SET EXERCISE – Repeat every line below exactly, word for word.

MATERIALS PROVIDED –
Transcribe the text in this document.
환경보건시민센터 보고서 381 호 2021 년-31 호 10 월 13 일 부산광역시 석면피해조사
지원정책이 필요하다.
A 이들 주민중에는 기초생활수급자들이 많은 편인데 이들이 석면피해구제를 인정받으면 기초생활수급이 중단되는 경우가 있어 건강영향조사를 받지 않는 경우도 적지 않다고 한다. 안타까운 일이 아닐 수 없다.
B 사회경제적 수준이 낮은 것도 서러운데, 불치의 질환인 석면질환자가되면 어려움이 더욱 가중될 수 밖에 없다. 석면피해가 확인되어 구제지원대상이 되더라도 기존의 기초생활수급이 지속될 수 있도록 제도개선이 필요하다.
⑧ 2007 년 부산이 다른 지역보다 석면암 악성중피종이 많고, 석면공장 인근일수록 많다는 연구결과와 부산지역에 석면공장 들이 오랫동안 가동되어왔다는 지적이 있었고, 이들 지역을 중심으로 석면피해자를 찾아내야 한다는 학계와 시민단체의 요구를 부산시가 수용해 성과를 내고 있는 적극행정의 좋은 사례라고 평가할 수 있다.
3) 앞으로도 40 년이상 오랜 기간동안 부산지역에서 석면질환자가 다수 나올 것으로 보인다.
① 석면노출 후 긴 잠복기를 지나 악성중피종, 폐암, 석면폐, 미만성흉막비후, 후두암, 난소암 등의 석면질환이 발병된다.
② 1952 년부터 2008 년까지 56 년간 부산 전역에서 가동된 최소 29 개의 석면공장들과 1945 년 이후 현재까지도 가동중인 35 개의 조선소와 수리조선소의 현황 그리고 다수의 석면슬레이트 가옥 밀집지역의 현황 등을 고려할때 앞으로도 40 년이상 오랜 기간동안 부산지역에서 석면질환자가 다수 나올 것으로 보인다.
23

EXPECTED ANSWER –
Transcribe the text in this document.
환경보건시민센터 보고서 381 호 2021 년-31 호 10 월 13 일 부산광역시 석면피해조사
지원정책이 필요하다.
A 이들 주민중에는 기초생활수급자들이 많은 편인데 이들이 석면피해구제를 인정받으면 기초생활수급이 중단되는 경우가 있어 건강영향조사를 받지 않는 경우도 적지 않다고 한다. 안타까운 일이 아닐 수 없다.
B 사회경제적 수준이 낮은 것도 서러운데, 불치의 질환인 석면질환자가되면 어려움이 더욱 가중될 수 밖에 없다. 석면피해가 확인되어 구제지원대상이 되더라도 기존의 기초생활수급이 지속될 수 있도록 제도개선이 필요하다.
⑧ 2007 년 부산이 다른 지역보다 석면암 악성중피종이 많고, 석면공장 인근일수록 많다는 연구결과와 부산지역에 석면공장 들이 오랫동안 가동되어왔다는 지적이 있었고, 이들 지역을 중심으로 석면피해자를 찾아내야 한다는 학계와 시민단체의 요구를 부산시가 수용해 성과를 내고 있는 적극행정의 좋은 사례라고 평가할 수 있다.
3) 앞으로도 40 년이상 오랜 기간동안 부산지역에서 석면질환자가 다수 나올 것으로 보인다.
① 석면노출 후 긴 잠복기를 지나 악성중피종, 폐암, 석면폐, 미만성흉막비후, 후두암, 난소암 등의 석면질환이 발병된다.
② 1952 년부터 2008 년까지 56 년간 부산 전역에서 가동된 최소 29 개의 석면공장들과 1945 년 이후 현재까지도 가동중인 35 개의 조선소와 수리조선소의 현황 그리고 다수의 석면슬레이트 가옥 밀집지역의 현황 등을 고려할때 앞으로도 40 년이상 오랜 기간동안 부산지역에서 석면질환자가 다수 나올 것으로 보인다.
23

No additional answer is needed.